Each record below must be returned exactly as shown.

Figure collection entries:
⟨
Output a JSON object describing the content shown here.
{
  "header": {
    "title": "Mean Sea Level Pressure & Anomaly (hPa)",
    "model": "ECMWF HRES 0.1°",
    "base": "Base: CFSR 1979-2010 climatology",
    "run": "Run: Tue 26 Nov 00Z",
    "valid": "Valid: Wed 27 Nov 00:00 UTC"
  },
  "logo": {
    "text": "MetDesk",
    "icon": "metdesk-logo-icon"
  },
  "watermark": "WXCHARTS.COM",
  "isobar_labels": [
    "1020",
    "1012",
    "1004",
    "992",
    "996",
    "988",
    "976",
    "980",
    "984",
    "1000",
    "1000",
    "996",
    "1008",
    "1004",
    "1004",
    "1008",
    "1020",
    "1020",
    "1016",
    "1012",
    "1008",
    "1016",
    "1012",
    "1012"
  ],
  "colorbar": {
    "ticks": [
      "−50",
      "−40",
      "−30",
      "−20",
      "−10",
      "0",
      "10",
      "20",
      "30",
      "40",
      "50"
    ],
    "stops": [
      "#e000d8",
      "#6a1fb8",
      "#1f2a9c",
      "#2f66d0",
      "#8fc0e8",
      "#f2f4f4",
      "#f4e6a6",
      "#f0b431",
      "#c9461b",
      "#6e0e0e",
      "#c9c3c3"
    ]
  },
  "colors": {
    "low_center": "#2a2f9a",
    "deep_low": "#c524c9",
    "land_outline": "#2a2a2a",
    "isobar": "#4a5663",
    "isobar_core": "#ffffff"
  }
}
⟩
# [Complete answer]
Output a JSON object describing the content shown here.
{
  "header": {
    "title": "Mean Sea Level Pressure & Anomaly (hPa)",
    "model": "ECMWF HRES 0.1°",
    "base": "Base: CFSR 1979-2010 climatology",
    "run": "Run: Tue 26 Nov 00Z",
    "valid": "Valid: Wed 27 Nov 00:00 UTC"
  },
  "logo": {
    "text": "MetDesk",
    "icon": "metdesk-logo-icon"
  },
  "watermark": "WXCHARTS.COM",
  "isobar_labels": [
    "1020",
    "1012",
    "1004",
    "992",
    "996",
    "988",
    "976",
    "980",
    "984",
    "1000",
    "1000",
    "996",
    "1008",
    "1004",
    "1004",
    "1008",
    "1020",
    "1020",
    "1016",
    "1012",
    "1008",
    "1016",
    "1012",
    "1012"
  ],
  "colorbar": {
    "ticks": [
      "−50",
      "−40",
      "−30",
      "−20",
      "−10",
      "0",
      "10",
      "20",
      "30",
      "40",
      "50"
    ],
    "stops": [
      "#e000d8",
      "#6a1fb8",
      "#1f2a9c",
      "#2f66d0",
      "#8fc0e8",
      "#f2f4f4",
      "#f4e6a6",
      "#f0b431",
      "#c9461b",
      "#6e0e0e",
      "#c9c3c3"
    ]
  },
  "colors": {
    "low_center": "#2a2f9a",
    "deep_low": "#c524c9",
    "land_outline": "#2a2a2a",
    "isobar": "#4a5663",
    "isobar_core": "#ffffff"
  }
}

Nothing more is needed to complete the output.